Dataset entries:
⟨

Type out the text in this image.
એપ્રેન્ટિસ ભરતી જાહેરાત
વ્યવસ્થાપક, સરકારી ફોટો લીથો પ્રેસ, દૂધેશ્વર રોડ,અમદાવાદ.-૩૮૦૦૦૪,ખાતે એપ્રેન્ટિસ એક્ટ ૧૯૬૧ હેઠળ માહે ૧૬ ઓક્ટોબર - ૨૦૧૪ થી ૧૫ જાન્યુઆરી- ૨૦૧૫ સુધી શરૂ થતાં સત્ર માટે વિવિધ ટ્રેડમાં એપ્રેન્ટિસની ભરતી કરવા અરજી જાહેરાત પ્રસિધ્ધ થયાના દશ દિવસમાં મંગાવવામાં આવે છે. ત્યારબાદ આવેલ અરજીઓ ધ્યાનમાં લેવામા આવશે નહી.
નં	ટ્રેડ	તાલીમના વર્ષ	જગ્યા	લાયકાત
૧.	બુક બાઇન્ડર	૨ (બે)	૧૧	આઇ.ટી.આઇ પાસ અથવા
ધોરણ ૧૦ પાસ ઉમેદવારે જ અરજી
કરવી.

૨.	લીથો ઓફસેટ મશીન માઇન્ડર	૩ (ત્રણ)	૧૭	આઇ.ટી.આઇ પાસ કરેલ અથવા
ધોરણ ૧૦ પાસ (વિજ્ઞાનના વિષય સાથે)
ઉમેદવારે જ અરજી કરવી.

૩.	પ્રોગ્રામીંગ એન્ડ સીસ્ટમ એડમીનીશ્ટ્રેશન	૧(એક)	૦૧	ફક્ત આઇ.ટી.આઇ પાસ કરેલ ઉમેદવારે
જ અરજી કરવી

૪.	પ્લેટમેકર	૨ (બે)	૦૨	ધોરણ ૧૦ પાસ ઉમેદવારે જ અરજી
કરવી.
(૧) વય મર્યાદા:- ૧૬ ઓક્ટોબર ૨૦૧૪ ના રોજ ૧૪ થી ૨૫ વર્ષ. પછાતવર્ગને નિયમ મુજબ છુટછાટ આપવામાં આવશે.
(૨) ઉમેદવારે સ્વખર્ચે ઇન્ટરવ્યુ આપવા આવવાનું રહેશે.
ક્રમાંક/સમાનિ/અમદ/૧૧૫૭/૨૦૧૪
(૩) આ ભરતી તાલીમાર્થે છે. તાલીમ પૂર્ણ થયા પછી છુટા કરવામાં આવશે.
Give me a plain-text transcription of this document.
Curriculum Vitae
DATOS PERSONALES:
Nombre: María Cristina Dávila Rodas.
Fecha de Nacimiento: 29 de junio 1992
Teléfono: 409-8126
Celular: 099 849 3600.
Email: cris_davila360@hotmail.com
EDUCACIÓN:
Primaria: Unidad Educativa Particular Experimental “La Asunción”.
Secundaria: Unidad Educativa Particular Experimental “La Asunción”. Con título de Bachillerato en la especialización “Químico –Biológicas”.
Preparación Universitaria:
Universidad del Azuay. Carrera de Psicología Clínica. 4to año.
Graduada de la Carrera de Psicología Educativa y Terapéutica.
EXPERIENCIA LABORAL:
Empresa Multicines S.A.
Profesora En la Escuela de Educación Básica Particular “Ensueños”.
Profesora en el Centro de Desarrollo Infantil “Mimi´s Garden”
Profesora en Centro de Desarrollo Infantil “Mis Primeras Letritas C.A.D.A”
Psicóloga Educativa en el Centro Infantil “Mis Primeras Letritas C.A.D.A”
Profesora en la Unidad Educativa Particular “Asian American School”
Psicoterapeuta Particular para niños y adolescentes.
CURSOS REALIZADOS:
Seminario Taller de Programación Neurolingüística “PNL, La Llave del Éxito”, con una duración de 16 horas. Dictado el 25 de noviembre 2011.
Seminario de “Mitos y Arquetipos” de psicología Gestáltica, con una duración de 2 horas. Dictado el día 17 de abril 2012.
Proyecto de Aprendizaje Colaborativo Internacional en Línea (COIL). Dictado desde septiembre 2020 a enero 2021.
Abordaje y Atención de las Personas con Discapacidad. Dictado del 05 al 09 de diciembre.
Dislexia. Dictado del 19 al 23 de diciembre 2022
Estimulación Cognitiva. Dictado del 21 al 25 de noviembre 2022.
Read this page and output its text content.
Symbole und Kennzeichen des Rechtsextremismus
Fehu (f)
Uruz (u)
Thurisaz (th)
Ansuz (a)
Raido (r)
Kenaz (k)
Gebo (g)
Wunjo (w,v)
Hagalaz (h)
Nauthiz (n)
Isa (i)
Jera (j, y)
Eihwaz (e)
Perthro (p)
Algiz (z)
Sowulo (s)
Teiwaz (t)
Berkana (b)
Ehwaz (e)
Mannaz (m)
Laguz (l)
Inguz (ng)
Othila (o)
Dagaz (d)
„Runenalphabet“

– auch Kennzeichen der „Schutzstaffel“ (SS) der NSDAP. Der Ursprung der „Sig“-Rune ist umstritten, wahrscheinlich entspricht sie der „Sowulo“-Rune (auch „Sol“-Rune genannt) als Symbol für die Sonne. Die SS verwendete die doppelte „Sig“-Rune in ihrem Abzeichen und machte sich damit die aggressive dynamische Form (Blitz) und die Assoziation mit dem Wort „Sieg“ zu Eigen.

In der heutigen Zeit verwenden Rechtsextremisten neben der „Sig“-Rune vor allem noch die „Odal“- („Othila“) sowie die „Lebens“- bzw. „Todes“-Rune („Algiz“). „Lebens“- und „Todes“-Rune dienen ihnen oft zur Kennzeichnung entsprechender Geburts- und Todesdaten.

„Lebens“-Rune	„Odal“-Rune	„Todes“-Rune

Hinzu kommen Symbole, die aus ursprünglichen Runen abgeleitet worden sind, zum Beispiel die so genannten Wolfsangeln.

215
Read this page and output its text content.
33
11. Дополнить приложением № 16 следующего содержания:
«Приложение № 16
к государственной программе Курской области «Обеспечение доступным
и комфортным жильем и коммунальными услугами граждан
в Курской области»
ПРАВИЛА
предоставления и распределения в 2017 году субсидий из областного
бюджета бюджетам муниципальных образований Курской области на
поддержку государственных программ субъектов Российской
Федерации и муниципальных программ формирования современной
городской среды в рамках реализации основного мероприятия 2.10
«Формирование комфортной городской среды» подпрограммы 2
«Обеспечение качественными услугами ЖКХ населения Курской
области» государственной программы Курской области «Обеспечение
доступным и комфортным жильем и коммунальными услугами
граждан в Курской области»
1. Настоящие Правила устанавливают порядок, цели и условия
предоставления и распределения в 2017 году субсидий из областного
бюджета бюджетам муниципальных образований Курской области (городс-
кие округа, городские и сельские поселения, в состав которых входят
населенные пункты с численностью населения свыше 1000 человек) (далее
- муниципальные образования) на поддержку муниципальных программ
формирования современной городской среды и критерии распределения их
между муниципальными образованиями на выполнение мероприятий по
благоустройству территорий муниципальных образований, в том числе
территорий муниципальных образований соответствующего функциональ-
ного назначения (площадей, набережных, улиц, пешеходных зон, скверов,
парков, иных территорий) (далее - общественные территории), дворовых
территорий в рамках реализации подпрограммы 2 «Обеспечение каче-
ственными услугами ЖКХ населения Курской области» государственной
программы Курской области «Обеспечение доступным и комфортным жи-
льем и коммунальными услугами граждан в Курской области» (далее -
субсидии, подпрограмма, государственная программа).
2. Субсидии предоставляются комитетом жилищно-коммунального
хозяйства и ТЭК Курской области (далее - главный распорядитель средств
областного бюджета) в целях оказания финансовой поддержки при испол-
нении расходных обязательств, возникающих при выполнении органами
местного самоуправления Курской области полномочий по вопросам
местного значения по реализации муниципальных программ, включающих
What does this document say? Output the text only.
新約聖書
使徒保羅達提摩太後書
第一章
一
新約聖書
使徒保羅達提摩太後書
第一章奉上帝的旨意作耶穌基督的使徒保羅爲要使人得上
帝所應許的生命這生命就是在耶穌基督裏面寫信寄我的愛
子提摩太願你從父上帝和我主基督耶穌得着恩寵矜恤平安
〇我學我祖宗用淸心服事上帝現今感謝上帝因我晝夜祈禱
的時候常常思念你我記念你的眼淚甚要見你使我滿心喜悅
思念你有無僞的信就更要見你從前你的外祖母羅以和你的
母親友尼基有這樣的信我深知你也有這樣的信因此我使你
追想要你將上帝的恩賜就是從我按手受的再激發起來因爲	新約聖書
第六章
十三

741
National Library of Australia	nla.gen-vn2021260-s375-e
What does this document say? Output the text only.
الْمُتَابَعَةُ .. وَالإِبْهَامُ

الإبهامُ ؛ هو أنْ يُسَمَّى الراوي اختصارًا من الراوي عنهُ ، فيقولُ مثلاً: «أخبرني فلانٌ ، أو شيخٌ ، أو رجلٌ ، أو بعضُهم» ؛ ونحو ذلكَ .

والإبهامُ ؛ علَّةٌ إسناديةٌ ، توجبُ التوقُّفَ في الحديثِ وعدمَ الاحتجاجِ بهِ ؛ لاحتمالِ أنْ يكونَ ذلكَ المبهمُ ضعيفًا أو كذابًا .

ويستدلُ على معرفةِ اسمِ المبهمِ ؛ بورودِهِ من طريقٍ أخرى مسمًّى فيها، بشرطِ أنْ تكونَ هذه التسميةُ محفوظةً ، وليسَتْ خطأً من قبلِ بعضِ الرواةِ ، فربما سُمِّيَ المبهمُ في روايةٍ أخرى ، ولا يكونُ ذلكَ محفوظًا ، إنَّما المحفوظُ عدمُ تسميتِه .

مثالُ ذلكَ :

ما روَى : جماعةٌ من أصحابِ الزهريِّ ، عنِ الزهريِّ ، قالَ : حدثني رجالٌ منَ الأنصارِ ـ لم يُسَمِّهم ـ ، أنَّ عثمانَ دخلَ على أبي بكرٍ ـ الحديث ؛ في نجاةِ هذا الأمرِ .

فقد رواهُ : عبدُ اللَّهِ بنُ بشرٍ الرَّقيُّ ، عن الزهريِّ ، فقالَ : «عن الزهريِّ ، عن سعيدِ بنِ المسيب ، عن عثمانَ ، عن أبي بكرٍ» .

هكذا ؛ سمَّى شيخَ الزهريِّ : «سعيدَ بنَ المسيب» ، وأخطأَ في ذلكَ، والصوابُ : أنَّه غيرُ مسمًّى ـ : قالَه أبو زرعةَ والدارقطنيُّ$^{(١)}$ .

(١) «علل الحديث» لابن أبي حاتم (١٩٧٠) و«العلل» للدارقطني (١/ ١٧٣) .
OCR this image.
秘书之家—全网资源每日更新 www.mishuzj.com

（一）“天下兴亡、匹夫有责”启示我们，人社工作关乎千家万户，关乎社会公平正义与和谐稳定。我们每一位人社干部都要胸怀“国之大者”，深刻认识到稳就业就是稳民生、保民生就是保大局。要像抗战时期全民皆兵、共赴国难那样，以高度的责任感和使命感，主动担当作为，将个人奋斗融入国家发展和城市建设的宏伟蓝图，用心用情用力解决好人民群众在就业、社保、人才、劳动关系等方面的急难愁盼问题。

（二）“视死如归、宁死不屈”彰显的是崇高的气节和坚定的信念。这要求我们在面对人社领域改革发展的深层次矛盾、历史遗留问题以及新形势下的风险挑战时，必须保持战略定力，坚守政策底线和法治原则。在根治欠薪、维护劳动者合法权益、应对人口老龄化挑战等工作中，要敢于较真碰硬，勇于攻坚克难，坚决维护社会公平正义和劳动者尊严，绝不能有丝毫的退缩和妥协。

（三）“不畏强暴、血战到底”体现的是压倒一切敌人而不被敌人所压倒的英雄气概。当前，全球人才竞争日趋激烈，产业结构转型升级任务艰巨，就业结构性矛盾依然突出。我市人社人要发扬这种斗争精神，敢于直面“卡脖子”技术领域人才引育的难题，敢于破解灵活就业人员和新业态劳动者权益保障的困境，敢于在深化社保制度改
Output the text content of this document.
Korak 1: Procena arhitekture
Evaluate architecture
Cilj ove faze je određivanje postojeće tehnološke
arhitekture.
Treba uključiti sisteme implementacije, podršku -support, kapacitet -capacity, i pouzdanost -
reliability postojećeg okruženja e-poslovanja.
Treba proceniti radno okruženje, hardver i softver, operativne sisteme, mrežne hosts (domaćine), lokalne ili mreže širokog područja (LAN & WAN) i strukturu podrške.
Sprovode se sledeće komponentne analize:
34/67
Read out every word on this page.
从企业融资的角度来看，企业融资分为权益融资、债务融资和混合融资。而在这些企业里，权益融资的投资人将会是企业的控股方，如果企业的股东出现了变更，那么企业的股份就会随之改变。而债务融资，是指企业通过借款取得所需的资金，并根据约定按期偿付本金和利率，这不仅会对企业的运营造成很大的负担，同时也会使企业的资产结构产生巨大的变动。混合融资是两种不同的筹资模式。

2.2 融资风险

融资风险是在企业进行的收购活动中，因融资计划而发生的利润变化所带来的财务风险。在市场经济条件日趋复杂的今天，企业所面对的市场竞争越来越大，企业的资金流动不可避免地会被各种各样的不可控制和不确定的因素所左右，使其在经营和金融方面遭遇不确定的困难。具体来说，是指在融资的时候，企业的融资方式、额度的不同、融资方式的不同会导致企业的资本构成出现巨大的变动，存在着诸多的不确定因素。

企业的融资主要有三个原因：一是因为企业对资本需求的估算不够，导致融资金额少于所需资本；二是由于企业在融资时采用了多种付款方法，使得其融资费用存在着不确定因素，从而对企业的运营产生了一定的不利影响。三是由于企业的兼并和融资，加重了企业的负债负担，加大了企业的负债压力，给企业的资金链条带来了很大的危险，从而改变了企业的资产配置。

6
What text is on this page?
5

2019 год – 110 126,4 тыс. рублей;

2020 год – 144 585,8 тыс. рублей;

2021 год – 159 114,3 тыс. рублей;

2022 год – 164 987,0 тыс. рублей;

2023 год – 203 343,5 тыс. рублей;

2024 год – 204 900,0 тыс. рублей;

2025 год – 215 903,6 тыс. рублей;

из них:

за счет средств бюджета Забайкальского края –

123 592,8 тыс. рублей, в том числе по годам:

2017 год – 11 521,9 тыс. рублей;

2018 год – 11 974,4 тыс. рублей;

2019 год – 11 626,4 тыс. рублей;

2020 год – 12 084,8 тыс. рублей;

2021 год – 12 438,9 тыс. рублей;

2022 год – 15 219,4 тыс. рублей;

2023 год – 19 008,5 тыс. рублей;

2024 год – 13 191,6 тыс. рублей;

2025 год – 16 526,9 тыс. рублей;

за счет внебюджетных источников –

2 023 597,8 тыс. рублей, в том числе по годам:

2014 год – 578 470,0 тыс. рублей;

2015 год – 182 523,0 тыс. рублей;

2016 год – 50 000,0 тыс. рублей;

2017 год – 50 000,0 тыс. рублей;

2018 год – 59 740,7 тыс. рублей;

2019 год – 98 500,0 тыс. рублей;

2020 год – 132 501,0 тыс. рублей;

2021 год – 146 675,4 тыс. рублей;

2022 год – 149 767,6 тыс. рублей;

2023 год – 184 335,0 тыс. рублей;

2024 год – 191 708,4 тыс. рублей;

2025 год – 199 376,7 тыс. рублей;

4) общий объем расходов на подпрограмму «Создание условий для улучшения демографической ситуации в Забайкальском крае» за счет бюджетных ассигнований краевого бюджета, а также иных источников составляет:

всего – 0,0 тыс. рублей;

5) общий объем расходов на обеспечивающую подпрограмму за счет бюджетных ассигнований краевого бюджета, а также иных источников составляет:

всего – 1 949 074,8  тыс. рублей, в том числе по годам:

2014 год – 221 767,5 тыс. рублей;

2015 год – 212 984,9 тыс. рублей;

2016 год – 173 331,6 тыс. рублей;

⟩

Determine how many lines in the records contain "далее", and reply with the number only.

4